(Collected data entries)
»»

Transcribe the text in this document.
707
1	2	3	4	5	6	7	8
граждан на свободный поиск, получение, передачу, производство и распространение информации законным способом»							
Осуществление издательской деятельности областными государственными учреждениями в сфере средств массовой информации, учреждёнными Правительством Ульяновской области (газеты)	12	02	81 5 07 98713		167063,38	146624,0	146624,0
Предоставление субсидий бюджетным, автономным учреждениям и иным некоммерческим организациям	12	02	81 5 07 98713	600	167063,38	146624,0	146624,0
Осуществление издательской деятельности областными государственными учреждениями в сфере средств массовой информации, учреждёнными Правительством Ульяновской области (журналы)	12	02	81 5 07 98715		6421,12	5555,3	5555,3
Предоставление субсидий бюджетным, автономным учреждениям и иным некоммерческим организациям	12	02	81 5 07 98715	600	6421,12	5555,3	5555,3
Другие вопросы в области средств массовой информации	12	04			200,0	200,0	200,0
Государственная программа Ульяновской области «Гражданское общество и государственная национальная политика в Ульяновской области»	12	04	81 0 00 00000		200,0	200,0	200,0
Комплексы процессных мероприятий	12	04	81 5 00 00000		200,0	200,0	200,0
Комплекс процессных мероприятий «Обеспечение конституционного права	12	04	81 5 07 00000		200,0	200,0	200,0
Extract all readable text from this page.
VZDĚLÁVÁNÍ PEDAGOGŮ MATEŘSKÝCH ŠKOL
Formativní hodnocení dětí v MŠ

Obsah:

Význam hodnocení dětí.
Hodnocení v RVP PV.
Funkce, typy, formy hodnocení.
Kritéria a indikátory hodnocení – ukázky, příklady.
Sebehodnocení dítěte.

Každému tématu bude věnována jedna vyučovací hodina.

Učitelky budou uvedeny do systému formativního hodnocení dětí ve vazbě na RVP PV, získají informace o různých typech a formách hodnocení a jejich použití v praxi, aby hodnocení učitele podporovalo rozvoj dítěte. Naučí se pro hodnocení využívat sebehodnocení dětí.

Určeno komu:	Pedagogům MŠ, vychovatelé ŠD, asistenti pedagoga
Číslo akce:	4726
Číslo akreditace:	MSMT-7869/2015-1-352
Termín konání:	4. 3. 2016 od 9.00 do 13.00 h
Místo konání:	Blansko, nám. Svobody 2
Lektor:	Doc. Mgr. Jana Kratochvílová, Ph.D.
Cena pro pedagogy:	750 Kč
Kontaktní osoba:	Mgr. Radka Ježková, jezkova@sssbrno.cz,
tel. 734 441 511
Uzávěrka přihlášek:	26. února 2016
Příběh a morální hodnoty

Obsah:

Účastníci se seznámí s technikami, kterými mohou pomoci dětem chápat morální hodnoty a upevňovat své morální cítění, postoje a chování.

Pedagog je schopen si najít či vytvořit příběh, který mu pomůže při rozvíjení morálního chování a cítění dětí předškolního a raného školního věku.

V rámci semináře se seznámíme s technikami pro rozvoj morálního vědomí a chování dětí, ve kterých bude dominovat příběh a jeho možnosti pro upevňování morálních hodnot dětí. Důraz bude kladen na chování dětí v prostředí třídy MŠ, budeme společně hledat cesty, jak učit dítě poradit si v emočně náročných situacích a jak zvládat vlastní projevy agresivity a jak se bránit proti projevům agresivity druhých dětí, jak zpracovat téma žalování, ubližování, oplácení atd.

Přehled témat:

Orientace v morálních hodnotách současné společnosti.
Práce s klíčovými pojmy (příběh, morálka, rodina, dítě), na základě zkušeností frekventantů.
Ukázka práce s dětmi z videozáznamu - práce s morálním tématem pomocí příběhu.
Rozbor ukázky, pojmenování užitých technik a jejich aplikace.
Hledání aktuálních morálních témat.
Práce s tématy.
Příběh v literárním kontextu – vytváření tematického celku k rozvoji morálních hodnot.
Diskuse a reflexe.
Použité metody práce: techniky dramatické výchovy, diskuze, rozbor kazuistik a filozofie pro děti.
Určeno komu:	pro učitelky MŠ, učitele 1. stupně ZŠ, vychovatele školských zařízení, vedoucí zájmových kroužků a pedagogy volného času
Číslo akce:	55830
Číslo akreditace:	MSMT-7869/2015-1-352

««

• [Task objective]: Pick out, from the lines above, every one that contains the string "Určeno".

• [Final answer]:
Určeno komu:	Pedagogům MŠ, vychovatelé ŠD, asistenti pedagoga
Určeno komu:	pro učitelky MŠ, učitele 1. stupně ZŠ, vychovatele školských zařízení, vedoucí zájmových kroužků a pedagogy volného času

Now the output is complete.